RECORD LIST »
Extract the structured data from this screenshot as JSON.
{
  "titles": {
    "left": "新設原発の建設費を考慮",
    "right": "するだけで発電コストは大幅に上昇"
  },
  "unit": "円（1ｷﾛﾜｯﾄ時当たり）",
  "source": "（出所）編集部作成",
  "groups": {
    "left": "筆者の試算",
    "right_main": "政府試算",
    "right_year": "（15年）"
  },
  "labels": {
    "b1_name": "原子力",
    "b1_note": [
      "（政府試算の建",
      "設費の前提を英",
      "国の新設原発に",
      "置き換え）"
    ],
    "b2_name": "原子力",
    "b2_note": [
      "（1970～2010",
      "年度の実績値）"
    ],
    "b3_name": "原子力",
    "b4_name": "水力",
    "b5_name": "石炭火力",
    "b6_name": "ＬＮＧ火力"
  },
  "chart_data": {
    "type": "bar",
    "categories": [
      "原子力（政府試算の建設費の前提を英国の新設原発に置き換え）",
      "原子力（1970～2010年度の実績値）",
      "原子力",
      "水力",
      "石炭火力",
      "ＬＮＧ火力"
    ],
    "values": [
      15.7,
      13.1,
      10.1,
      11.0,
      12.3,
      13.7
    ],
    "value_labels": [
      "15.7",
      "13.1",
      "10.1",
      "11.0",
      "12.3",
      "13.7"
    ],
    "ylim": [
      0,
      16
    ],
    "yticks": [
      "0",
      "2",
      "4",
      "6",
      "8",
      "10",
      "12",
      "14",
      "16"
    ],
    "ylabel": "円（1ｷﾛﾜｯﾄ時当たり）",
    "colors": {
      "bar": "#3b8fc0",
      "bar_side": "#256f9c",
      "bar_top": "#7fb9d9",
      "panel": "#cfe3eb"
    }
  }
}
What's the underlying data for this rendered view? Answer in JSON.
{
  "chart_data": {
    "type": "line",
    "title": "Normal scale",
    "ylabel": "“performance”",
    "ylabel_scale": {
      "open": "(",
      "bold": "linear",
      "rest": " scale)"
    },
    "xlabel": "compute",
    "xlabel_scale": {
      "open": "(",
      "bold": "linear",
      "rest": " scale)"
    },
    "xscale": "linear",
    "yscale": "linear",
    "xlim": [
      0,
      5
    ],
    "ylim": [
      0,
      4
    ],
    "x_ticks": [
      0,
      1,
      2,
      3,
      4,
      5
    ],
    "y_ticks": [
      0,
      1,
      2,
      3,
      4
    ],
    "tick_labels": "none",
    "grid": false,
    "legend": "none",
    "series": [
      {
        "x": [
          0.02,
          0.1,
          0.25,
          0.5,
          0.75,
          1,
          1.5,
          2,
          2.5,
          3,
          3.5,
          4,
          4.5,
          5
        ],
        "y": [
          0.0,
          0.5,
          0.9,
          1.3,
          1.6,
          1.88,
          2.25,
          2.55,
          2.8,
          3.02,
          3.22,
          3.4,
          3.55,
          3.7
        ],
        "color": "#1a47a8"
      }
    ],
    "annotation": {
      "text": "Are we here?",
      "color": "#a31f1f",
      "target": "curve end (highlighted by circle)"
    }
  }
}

WHAT YOU HAVE TO DO »
Write out every record verbatim.

SOLUTION TO THIS EXERCISE »
Extract the structured data from this screenshot as JSON.
{
  "titles": {
    "left": "新設原発の建設費を考慮",
    "right": "するだけで発電コストは大幅に上昇"
  },
  "unit": "円（1ｷﾛﾜｯﾄ時当たり）",
  "source": "（出所）編集部作成",
  "groups": {
    "left": "筆者の試算",
    "right_main": "政府試算",
    "right_year": "（15年）"
  },
  "labels": {
    "b1_name": "原子力",
    "b1_note": [
      "（政府試算の建",
      "設費の前提を英",
      "国の新設原発に",
      "置き換え）"
    ],
    "b2_name": "原子力",
    "b2_note": [
      "（1970～2010",
      "年度の実績値）"
    ],
    "b3_name": "原子力",
    "b4_name": "水力",
    "b5_name": "石炭火力",
    "b6_name": "ＬＮＧ火力"
  },
  "chart_data": {
    "type": "bar",
    "categories": [
      "原子力（政府試算の建設費の前提を英国の新設原発に置き換え）",
      "原子力（1970～2010年度の実績値）",
      "原子力",
      "水力",
      "石炭火力",
      "ＬＮＧ火力"
    ],
    "values": [
      15.7,
      13.1,
      10.1,
      11.0,
      12.3,
      13.7
    ],
    "value_labels": [
      "15.7",
      "13.1",
      "10.1",
      "11.0",
      "12.3",
      "13.7"
    ],
    "ylim": [
      0,
      16
    ],
    "yticks": [
      "0",
      "2",
      "4",
      "6",
      "8",
      "10",
      "12",
      "14",
      "16"
    ],
    "ylabel": "円（1ｷﾛﾜｯﾄ時当たり）",
    "colors": {
      "bar": "#3b8fc0",
      "bar_side": "#256f9c",
      "bar_top": "#7fb9d9",
      "panel": "#cfe3eb"
    }
  }
}
What's the underlying data for this rendered view? Answer in JSON.
{
  "chart_data": {
    "type": "line",
    "title": "Normal scale",
    "ylabel": "“performance”",
    "ylabel_scale": {
      "open": "(",
      "bold": "linear",
      "rest": " scale)"
    },
    "xlabel": "compute",
    "xlabel_scale": {
      "open": "(",
      "bold": "linear",
      "rest": " scale)"
    },
    "xscale": "linear",
    "yscale": "linear",
    "xlim": [
      0,
      5
    ],
    "ylim": [
      0,
      4
    ],
    "x_ticks": [
      0,
      1,
      2,
      3,
      4,
      5
    ],
    "y_ticks": [
      0,
      1,
      2,
      3,
      4
    ],
    "tick_labels": "none",
    "grid": false,
    "legend": "none",
    "series": [
      {
        "x": [
          0.02,
          0.1,
          0.25,
          0.5,
          0.75,
          1,
          1.5,
          2,
          2.5,
          3,
          3.5,
          4,
          4.5,
          5
        ],
        "y": [
          0.0,
          0.5,
          0.9,
          1.3,
          1.6,
          1.88,
          2.25,
          2.55,
          2.8,
          3.02,
          3.22,
          3.4,
          3.55,
          3.7
        ],
        "color": "#1a47a8"
      }
    ],
    "annotation": {
      "text": "Are we here?",
      "color": "#a31f1f",
      "target": "curve end (highlighted by circle)"
    }
  }
}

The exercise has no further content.